═══ MATERIAL SUPPLIED ═══

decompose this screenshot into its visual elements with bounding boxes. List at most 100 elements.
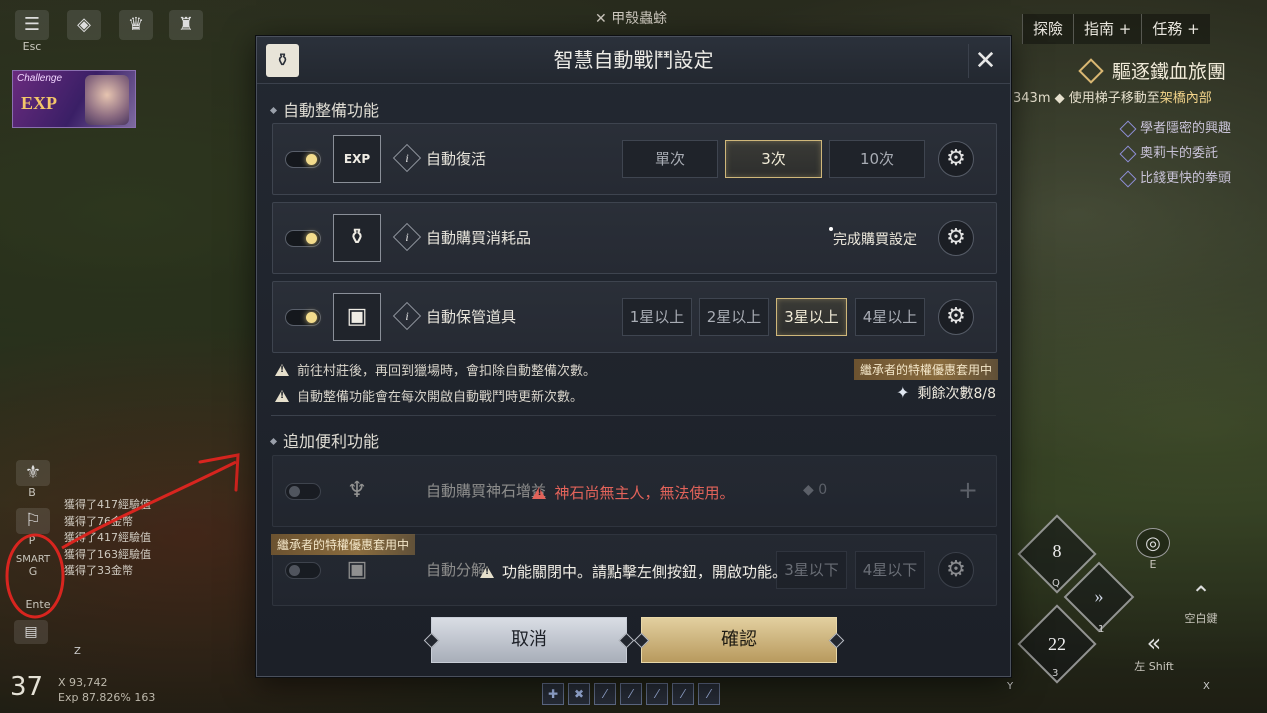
skill-slot-key: 3: [1052, 668, 1059, 679]
annotation-circle: [5, 533, 65, 619]
quest-title-text: 驅逐鐵血旅團: [1112, 61, 1227, 83]
notice-line: 自動整備功能會在每次開啟自動戰鬥時更新次數。: [275, 386, 583, 405]
quickbar-slot[interactable]: ⁄: [672, 683, 694, 705]
quickbar-slot[interactable]: ⁄: [620, 683, 642, 705]
nav-explore[interactable]: 探險: [1022, 14, 1074, 44]
dialog-title: 智慧自動戰鬥設定: [553, 48, 714, 72]
heir-privilege-badge: 繼承者的特權優惠套用中: [853, 359, 998, 380]
quest-item-label: 奧莉卡的委託: [1140, 146, 1219, 161]
auto-buy-toggle[interactable]: [285, 230, 321, 247]
remaining-count-text: 剩餘次數8/8: [917, 386, 996, 402]
info-icon[interactable]: i: [392, 222, 422, 252]
notice-line: 前往村莊後，再回到獵場時，會扣除自動整備次數。: [275, 360, 596, 379]
quest-title[interactable]: 驅逐鐵血旅團: [1078, 57, 1227, 84]
warning-icon: [479, 566, 494, 578]
auto-buy-consumables-row: ⚱ i 自動購買消耗品 完成購買設定 ⚙: [272, 202, 997, 274]
toggle-knob: [306, 312, 317, 323]
dash-icon: »: [1094, 586, 1104, 606]
quest-marker-icon: [1119, 145, 1137, 162]
toggle-knob: [306, 233, 317, 244]
quest-item[interactable]: 學者隱密的興趣: [1119, 116, 1232, 141]
quest-item[interactable]: 比錢更快的拳頭: [1119, 166, 1232, 191]
warning-icon: [275, 364, 289, 376]
quest-diamond-icon: [1078, 58, 1104, 84]
section-divider: [271, 415, 996, 416]
nav-guide[interactable]: 指南 +: [1073, 14, 1142, 44]
auto-buy-label: 自動購買消耗品: [426, 229, 532, 247]
gear-icon: ⚙: [946, 146, 966, 171]
quest-objective[interactable]: 343m ◆ 使用梯子移動至架橋內部: [1013, 87, 1212, 106]
remaining-count: ✦ 剩餘次數8/8: [896, 383, 996, 403]
notice-text: 前往村莊後，再回到獵場時，會扣除自動整備次數。: [297, 364, 597, 379]
quest-item-label: 學者隱密的興趣: [1140, 121, 1232, 136]
notice-text: 自動整備功能會在每次開啟自動戰鬥時更新次數。: [297, 390, 584, 405]
function-off-message: 功能關閉中。請點擊左側按鈕，開啟功能。: [257, 561, 1010, 582]
revive-option-single[interactable]: 單次: [622, 140, 718, 178]
quest-distance: 343m: [1013, 91, 1051, 106]
gear-icon: ⚙: [946, 225, 966, 250]
section-auto-maintenance: 自動整備功能: [271, 97, 379, 121]
store-option-2star[interactable]: 2星以上: [699, 298, 769, 336]
store-settings-button[interactable]: ⚙: [938, 299, 974, 335]
store-option-1star[interactable]: 1星以上: [622, 298, 692, 336]
quest-marker-icon: [1119, 170, 1137, 187]
auto-store-label: 自動保管道具: [426, 308, 517, 326]
quickbar-slot[interactable]: ✚: [542, 683, 564, 705]
quest-item[interactable]: 奧莉卡的委託: [1119, 141, 1231, 166]
top-center-text: 甲殼蟲蜍: [611, 11, 668, 27]
revive-option-3[interactable]: 3次: [725, 140, 822, 178]
smart-auto-battle-dialog: ⚱ 智慧自動戰鬥設定 ✕ 自動整備功能 EXP i 自動復活 單次 3次 10次…: [256, 36, 1011, 677]
sparkle-icon: ✦: [896, 383, 910, 402]
top-center-label: ✕ 甲殼蟲蜍: [595, 11, 668, 27]
revive-option-10[interactable]: 10次: [829, 140, 925, 178]
dialog-header: ⚱ 智慧自動戰鬥設定 ✕: [257, 37, 1010, 84]
quickbar-slot[interactable]: ⁄: [594, 683, 616, 705]
skill-slot-value: 22: [1048, 634, 1066, 654]
quest-objective-highlight: 架橋內部: [1159, 91, 1212, 106]
auto-revive-row: EXP i 自動復活 單次 3次 10次 ⚙: [272, 123, 997, 195]
quickbar-slot[interactable]: ⁄: [646, 683, 668, 705]
top-nav: 探險 指南 + 任務 +: [1022, 14, 1210, 44]
info-icon[interactable]: i: [392, 301, 422, 331]
toggle-knob: [306, 154, 317, 165]
gear-icon: ⚙: [946, 304, 966, 329]
confirm-button[interactable]: 確認: [641, 617, 837, 663]
annotation-arrow-line: [61, 460, 237, 550]
nav-quests[interactable]: 任務 +: [1141, 14, 1210, 44]
auto-revive-label: 自動復活: [426, 150, 487, 168]
cancel-button[interactable]: 取消: [431, 617, 627, 663]
quest-list: 學者隱密的興趣 奧莉卡的委託 比錢更快的拳頭: [1119, 116, 1232, 191]
y-key-label: Y: [1007, 681, 1014, 692]
auto-revive-toggle[interactable]: [285, 151, 321, 168]
godstone-unavailable-message: 神石尚無主人，無法使用。: [257, 482, 1010, 503]
store-option-3star[interactable]: 3星以上: [776, 298, 847, 336]
jump-key-label: 空白鍵: [1184, 612, 1218, 625]
evade-key-label: 左 Shift: [1134, 660, 1174, 673]
function-off-text: 功能關閉中。請點擊左側按鈕，開啟功能。: [501, 563, 787, 581]
x-key-label: X: [1203, 681, 1210, 692]
quest-item-label: 比錢更快的拳頭: [1140, 171, 1232, 186]
purchase-settings-button[interactable]: ⚙: [938, 220, 974, 256]
close-icon: ✕: [974, 46, 997, 76]
warning-icon: [275, 390, 289, 402]
revive-settings-button[interactable]: ⚙: [938, 141, 974, 177]
godstone-message-text: 神石尚無主人，無法使用。: [554, 484, 735, 502]
chest-icon: ▣: [333, 293, 381, 341]
target-icon[interactable]: ◎ E: [1131, 528, 1175, 571]
potion-icon: ⚱: [333, 214, 381, 262]
evade-icon[interactable]: « 左 Shift: [1128, 628, 1180, 674]
skill-slot-key: Q: [1052, 578, 1060, 589]
auto-store-toggle[interactable]: [285, 309, 321, 326]
info-icon[interactable]: i: [392, 143, 422, 173]
quickbar: ✚ ✖ ⁄ ⁄ ⁄ ⁄ ⁄: [542, 683, 720, 705]
quickbar-slot[interactable]: ✖: [568, 683, 590, 705]
close-button[interactable]: ✕: [968, 44, 1002, 78]
quickbar-slot[interactable]: ⁄: [698, 683, 720, 705]
jump-icon[interactable]: ⌃ 空白鍵: [1176, 580, 1226, 626]
purchase-settings-link[interactable]: 完成購買設定: [829, 227, 917, 249]
exp-heart-icon: EXP: [333, 135, 381, 183]
section-extra-convenience: 追加便利功能: [271, 428, 379, 452]
annotation-arrow-head: [198, 453, 240, 492]
store-option-4star[interactable]: 4星以上: [855, 298, 925, 336]
dash-key-label: 1: [1098, 624, 1105, 635]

═══

▶ [THE PROBLEM] Rewrite the part of the records that opens with the line containing "skill-slot-key: 3: [1052, 668, 1059, 679]" and closes with the line containing "store-settings-button[interactable]: ⚙: [938, 299, 974, 335]", putting "switch-knob" wherever "toggle-knob" appears and leaving everything else unchanged.

▶ [OUTPUT FOR THIS EXERCISE]
skill-slot-key: 3: [1052, 668, 1059, 679]
annotation-circle: [5, 533, 65, 619]
quest-title-text: 驅逐鐵血旅團: [1112, 61, 1227, 83]
notice-line: 自動整備功能會在每次開啟自動戰鬥時更新次數。: [275, 386, 583, 405]
quickbar-slot[interactable]: ⁄: [672, 683, 694, 705]
quickbar-slot[interactable]: ⁄: [620, 683, 642, 705]
nav-explore[interactable]: 探險: [1022, 14, 1074, 44]
dialog-title: 智慧自動戰鬥設定: [553, 48, 714, 72]
heir-privilege-badge: 繼承者的特權優惠套用中: [853, 359, 998, 380]
quest-item-label: 奧莉卡的委託: [1140, 146, 1219, 161]
auto-buy-toggle[interactable]: [285, 230, 321, 247]
remaining-count-text: 剩餘次數8/8: [917, 386, 996, 402]
info-icon[interactable]: i: [392, 222, 422, 252]
notice-line: 前往村莊後，再回到獵場時，會扣除自動整備次數。: [275, 360, 596, 379]
quest-title[interactable]: 驅逐鐵血旅團: [1078, 57, 1227, 84]
warning-icon: [479, 566, 494, 578]
auto-buy-consumables-row: ⚱ i 自動購買消耗品 完成購買設定 ⚙: [272, 202, 997, 274]
switch-knob: [306, 312, 317, 323]
dash-icon: »: [1094, 586, 1104, 606]
quest-marker-icon: [1119, 145, 1137, 162]
switch-knob: [306, 233, 317, 244]
quest-item[interactable]: 學者隱密的興趣: [1119, 116, 1232, 141]
quest-item[interactable]: 比錢更快的拳頭: [1119, 166, 1232, 191]
warning-icon: [275, 364, 289, 376]
quest-diamond-icon: [1078, 58, 1104, 84]
section-divider: [271, 415, 996, 416]
nav-guide[interactable]: 指南 +: [1073, 14, 1142, 44]
auto-buy-label: 自動購買消耗品: [426, 229, 532, 247]
gear-icon: ⚙: [946, 146, 966, 171]
quest-objective[interactable]: 343m ◆ 使用梯子移動至架橋內部: [1013, 87, 1212, 106]
remaining-count: ✦ 剩餘次數8/8: [896, 383, 996, 403]
notice-text: 前往村莊後，再回到獵場時，會扣除自動整備次數。: [297, 364, 597, 379]
quest-item-label: 學者隱密的興趣: [1140, 121, 1232, 136]
notice-text: 自動整備功能會在每次開啟自動戰鬥時更新次數。: [297, 390, 584, 405]
function-off-message: 功能關閉中。請點擊左側按鈕，開啟功能。: [257, 561, 1010, 582]
revive-option-single[interactable]: 單次: [622, 140, 718, 178]
quest-distance: 343m: [1013, 91, 1051, 106]
gear-icon: ⚙: [946, 225, 966, 250]
section-auto-maintenance: 自動整備功能: [271, 97, 379, 121]
store-option-2star[interactable]: 2星以上: [699, 298, 769, 336]
store-settings-button[interactable]: ⚙: [938, 299, 974, 335]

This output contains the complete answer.